Set down the full listing exactly, character for character.

+---+

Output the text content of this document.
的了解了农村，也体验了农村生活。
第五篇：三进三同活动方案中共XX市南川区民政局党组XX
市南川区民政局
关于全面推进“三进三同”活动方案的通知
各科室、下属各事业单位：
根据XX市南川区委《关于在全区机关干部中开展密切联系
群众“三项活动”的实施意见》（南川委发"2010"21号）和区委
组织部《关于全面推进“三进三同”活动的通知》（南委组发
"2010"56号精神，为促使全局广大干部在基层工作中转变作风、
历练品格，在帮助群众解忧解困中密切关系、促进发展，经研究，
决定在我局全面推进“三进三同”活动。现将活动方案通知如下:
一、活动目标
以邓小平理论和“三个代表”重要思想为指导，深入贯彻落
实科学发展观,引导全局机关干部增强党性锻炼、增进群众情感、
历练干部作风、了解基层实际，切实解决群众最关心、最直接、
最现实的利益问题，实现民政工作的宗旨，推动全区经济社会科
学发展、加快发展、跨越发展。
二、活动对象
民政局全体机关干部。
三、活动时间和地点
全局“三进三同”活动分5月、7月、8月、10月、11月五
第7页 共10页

+---+

Response to this task:
Output the text content of this document.
的了解了农村，也体验了农村生活。
第五篇：三进三同活动方案中共XX市南川区民政局党组XX
市南川区民政局
关于全面推进“三进三同”活动方案的通知
各科室、下属各事业单位：
根据XX市南川区委《关于在全区机关干部中开展密切联系
群众“三项活动”的实施意见》（南川委发"2010"21号）和区委
组织部《关于全面推进“三进三同”活动的通知》（南委组发
"2010"56号精神，为促使全局广大干部在基层工作中转变作风、
历练品格，在帮助群众解忧解困中密切关系、促进发展，经研究，
决定在我局全面推进“三进三同”活动。现将活动方案通知如下:
一、活动目标
以邓小平理论和“三个代表”重要思想为指导，深入贯彻落
实科学发展观,引导全局机关干部增强党性锻炼、增进群众情感、
历练干部作风、了解基层实际，切实解决群众最关心、最直接、
最现实的利益问题，实现民政工作的宗旨，推动全区经济社会科
学发展、加快发展、跨越发展。
二、活动对象
民政局全体机关干部。
三、活动时间和地点
全局“三进三同”活动分5月、7月、8月、10月、11月五
第7页 共10页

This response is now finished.